Write out every line of the records below word for word, leaving out the pictures.

(Items stored from a collection)
═══
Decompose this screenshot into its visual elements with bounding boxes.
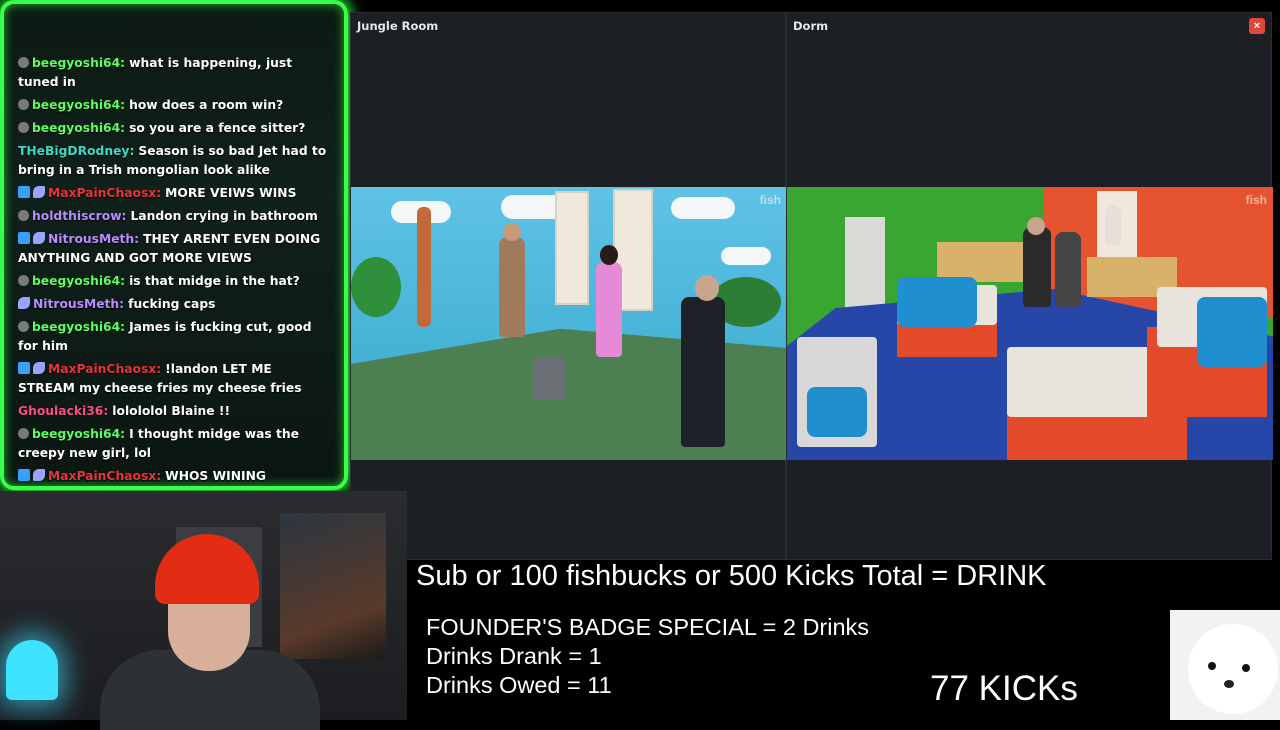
koala-badge-icon xyxy=(18,428,29,439)
dog-image xyxy=(1170,610,1280,720)
sub-badge-icon xyxy=(18,362,30,374)
camera-panel-jungle-room[interactable]: Jungle Room fish xyxy=(350,12,787,560)
lamp-glow xyxy=(6,640,58,700)
drinks-drank: Drinks Drank = 1 xyxy=(426,643,602,669)
chat-message: THeBigDRodney: Season is so bad Jet had t… xyxy=(18,142,330,180)
jungle-room-video-feed[interactable]: fish xyxy=(351,187,787,460)
chat-username[interactable]: NitrousMeth: xyxy=(48,232,139,246)
chat-username[interactable]: NitrousMeth: xyxy=(33,297,124,311)
chat-username[interactable]: beegyoshi64: xyxy=(32,427,125,441)
chat-message: beegyoshi64: is that midge in the hat? xyxy=(18,272,330,291)
chat-username[interactable]: beegyoshi64: xyxy=(32,98,125,112)
camera-panel-dorm[interactable]: Dorm × fish xyxy=(786,12,1273,560)
drink-rule-headline: Sub or 100 fishbucks or 500 Kicks Total … xyxy=(416,560,1047,592)
camera-title-jungle-room: Jungle Room xyxy=(357,19,439,33)
fish-badge-icon xyxy=(33,362,45,374)
chat-message-text: fucking caps xyxy=(128,297,216,311)
chat-message-text: WHOS WINING xyxy=(165,469,266,483)
founder-badge-special: FOUNDER'S BADGE SPECIAL = 2 Drinks xyxy=(426,614,870,640)
chat-panel: beegyoshi64: what is happening, just tune… xyxy=(0,0,348,490)
kicks-counter: 77 KICKs xyxy=(930,669,1078,708)
koala-badge-icon xyxy=(18,321,29,332)
close-button[interactable]: × xyxy=(1249,18,1265,34)
sub-badge-icon xyxy=(18,232,30,244)
chat-username[interactable]: beegyoshi64: xyxy=(32,274,125,288)
chat-message: beegyoshi64: so you are a fence sitter? xyxy=(18,119,330,138)
chat-message: NitrousMeth: THEY ARENT EVEN DOING ANYTHI… xyxy=(18,230,330,268)
dorm-video-feed[interactable]: fish xyxy=(787,187,1273,460)
chat-username[interactable]: MaxPainChaosx: xyxy=(48,469,161,483)
chat-message-text: so you are a fence sitter? xyxy=(129,121,306,135)
fish-badge-icon xyxy=(33,186,45,198)
chat-message: MaxPainChaosx: MORE VEIWS WINS xyxy=(18,184,330,203)
fish-badge-icon xyxy=(33,469,45,481)
chat-message: beegyoshi64: what is happening, just tune… xyxy=(18,54,330,92)
koala-badge-icon xyxy=(18,99,29,110)
chat-message: holdthiscrow: Landon crying in bathroom xyxy=(18,207,330,226)
chat-username[interactable]: THeBigDRodney: xyxy=(18,144,134,158)
chat-username[interactable]: beegyoshi64: xyxy=(32,121,125,135)
chat-message-text: how does a room win? xyxy=(129,98,284,112)
chat-message: NitrousMeth: fucking caps xyxy=(18,295,330,314)
drinks-owed: Drinks Owed = 11 xyxy=(426,672,612,698)
chat-message: MaxPainChaosx: !landon LET ME STREAM my c… xyxy=(18,360,330,398)
chat-username[interactable]: MaxPainChaosx: xyxy=(48,362,161,376)
chat-username[interactable]: beegyoshi64: xyxy=(32,56,125,70)
chat-message: MaxPainChaosx: WHOS WINING xyxy=(18,467,330,486)
chat-message-text: MORE VEIWS WINS xyxy=(165,186,297,200)
camera-title-dorm: Dorm xyxy=(793,19,829,33)
feed-watermark-dorm: fish xyxy=(1245,193,1267,207)
chat-username[interactable]: beegyoshi64: xyxy=(32,320,125,334)
chat-message: beegyoshi64: how does a room win? xyxy=(18,96,330,115)
chat-message: Ghoulacki36: lolololol Blaine !! xyxy=(18,402,330,421)
feed-watermark: fish xyxy=(759,193,781,207)
chat-message: beegyoshi64: James is fucking cut, good f… xyxy=(18,318,330,356)
koala-badge-icon xyxy=(18,210,29,221)
koala-badge-icon xyxy=(18,57,29,68)
chat-message: beegyoshi64: I thought midge was the cree… xyxy=(18,425,330,463)
chat-username[interactable]: Ghoulacki36: xyxy=(18,404,108,418)
koala-badge-icon xyxy=(18,122,29,133)
fish-badge-icon xyxy=(18,297,30,309)
chat-message-text: lolololol Blaine !! xyxy=(112,404,231,418)
sub-badge-icon xyxy=(18,186,30,198)
chat-username[interactable]: holdthiscrow: xyxy=(32,209,126,223)
chat-message-text: is that midge in the hat? xyxy=(129,274,300,288)
chat-username[interactable]: MaxPainChaosx: xyxy=(48,186,161,200)
chat-message-text: Landon crying in bathroom xyxy=(130,209,318,223)
sub-badge-icon xyxy=(18,469,30,481)
fish-badge-icon xyxy=(33,232,45,244)
koala-badge-icon xyxy=(18,275,29,286)
chat-message-list: beegyoshi64: what is happening, just tune… xyxy=(18,54,330,486)
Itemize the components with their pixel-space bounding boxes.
═══
Exercise response ▸
Decompose this screenshot into its visual elements with bounding boxes.
koala-badge-icon xyxy=(18,428,29,439)
dog-image xyxy=(1170,610,1280,720)
sub-badge-icon xyxy=(18,362,30,374)
camera-panel-jungle-room[interactable]: Jungle Room fish xyxy=(350,12,787,560)
lamp-glow xyxy=(6,640,58,700)
drinks-drank: Drinks Drank = 1 xyxy=(426,643,602,669)
chat-message: THeBigDRodney: Season is so bad Jet had t… xyxy=(18,142,330,180)
jungle-room-video-feed[interactable]: fish xyxy=(351,187,787,460)
chat-username[interactable]: NitrousMeth: xyxy=(48,232,139,246)
chat-username[interactable]: NitrousMeth: xyxy=(33,297,124,311)
chat-username[interactable]: beegyoshi64: xyxy=(32,427,125,441)
chat-message: beegyoshi64: is that midge in the hat? xyxy=(18,272,330,291)
chat-username[interactable]: beegyoshi64: xyxy=(32,98,125,112)
camera-panel-dorm[interactable]: Dorm × fish xyxy=(786,12,1273,560)
drink-rule-headline: Sub or 100 fishbucks or 500 Kicks Total … xyxy=(416,560,1047,592)
camera-title-jungle-room: Jungle Room xyxy=(357,19,439,33)
fish-badge-icon xyxy=(33,362,45,374)
chat-message-text: fucking caps xyxy=(128,297,216,311)
chat-message-text: WHOS WINING xyxy=(165,469,266,483)
founder-badge-special: FOUNDER'S BADGE SPECIAL = 2 Drinks xyxy=(426,614,870,640)
chat-panel: beegyoshi64: what is happening, just tune… xyxy=(0,0,348,490)
kicks-counter: 77 KICKs xyxy=(930,669,1078,708)
koala-badge-icon xyxy=(18,321,29,332)
close-button[interactable]: × xyxy=(1249,18,1265,34)
sub-badge-icon xyxy=(18,232,30,244)
chat-username[interactable]: beegyoshi64: xyxy=(32,274,125,288)
chat-message: beegyoshi64: so you are a fence sitter? xyxy=(18,119,330,138)
chat-message: NitrousMeth: THEY ARENT EVEN DOING ANYTHI… xyxy=(18,230,330,268)
dorm-video-feed[interactable]: fish xyxy=(787,187,1273,460)
chat-username[interactable]: MaxPainChaosx: xyxy=(48,469,161,483)
chat-message-text: so you are a fence sitter? xyxy=(129,121,306,135)
fish-badge-icon xyxy=(33,186,45,198)
chat-message: MaxPainChaosx: MORE VEIWS WINS xyxy=(18,184,330,203)
fish-badge-icon xyxy=(33,469,45,481)
chat-message: beegyoshi64: what is happening, just tune… xyxy=(18,54,330,92)
koala-badge-icon xyxy=(18,99,29,110)
chat-message: holdthiscrow: Landon crying in bathroom xyxy=(18,207,330,226)
chat-username[interactable]: THeBigDRodney: xyxy=(18,144,134,158)
chat-username[interactable]: beegyoshi64: xyxy=(32,121,125,135)
chat-message-text: how does a room win? xyxy=(129,98,284,112)
chat-message: NitrousMeth: fucking caps xyxy=(18,295,330,314)
drinks-owed: Drinks Owed = 11 xyxy=(426,672,612,698)
chat-message: MaxPainChaosx: !landon LET ME STREAM my c… xyxy=(18,360,330,398)
chat-username[interactable]: MaxPainChaosx: xyxy=(48,362,161,376)
chat-username[interactable]: beegyoshi64: xyxy=(32,56,125,70)
chat-message: MaxPainChaosx: WHOS WINING xyxy=(18,467,330,486)
chat-message-text: MORE VEIWS WINS xyxy=(165,186,297,200)
camera-title-dorm: Dorm xyxy=(793,19,829,33)
feed-watermark-dorm: fish xyxy=(1245,193,1267,207)
chat-username[interactable]: beegyoshi64: xyxy=(32,320,125,334)
chat-message: beegyoshi64: how does a room win? xyxy=(18,96,330,115)
chat-message: Ghoulacki36: lolololol Blaine !! xyxy=(18,402,330,421)
feed-watermark: fish xyxy=(759,193,781,207)
chat-message: beegyoshi64: James is fucking cut, good f… xyxy=(18,318,330,356)
koala-badge-icon xyxy=(18,210,29,221)
koala-badge-icon xyxy=(18,57,29,68)
chat-message: beegyoshi64: I thought midge was the cree… xyxy=(18,425,330,463)
chat-username[interactable]: Ghoulacki36: xyxy=(18,404,108,418)
koala-badge-icon xyxy=(18,122,29,133)
fish-badge-icon xyxy=(18,297,30,309)
chat-message-text: lolololol Blaine !! xyxy=(112,404,231,418)
sub-badge-icon xyxy=(18,186,30,198)
chat-username[interactable]: holdthiscrow: xyxy=(32,209,126,223)
chat-message-text: is that midge in the hat? xyxy=(129,274,300,288)
chat-username[interactable]: MaxPainChaosx: xyxy=(48,186,161,200)
chat-message-text: Landon crying in bathroom xyxy=(130,209,318,223)
sub-badge-icon xyxy=(18,469,30,481)
fish-badge-icon xyxy=(33,232,45,244)
koala-badge-icon xyxy=(18,275,29,286)
chat-message-list: beegyoshi64: what is happening, just tune… xyxy=(18,54,330,486)
Itemize the components with their pixel-space bounding boxes.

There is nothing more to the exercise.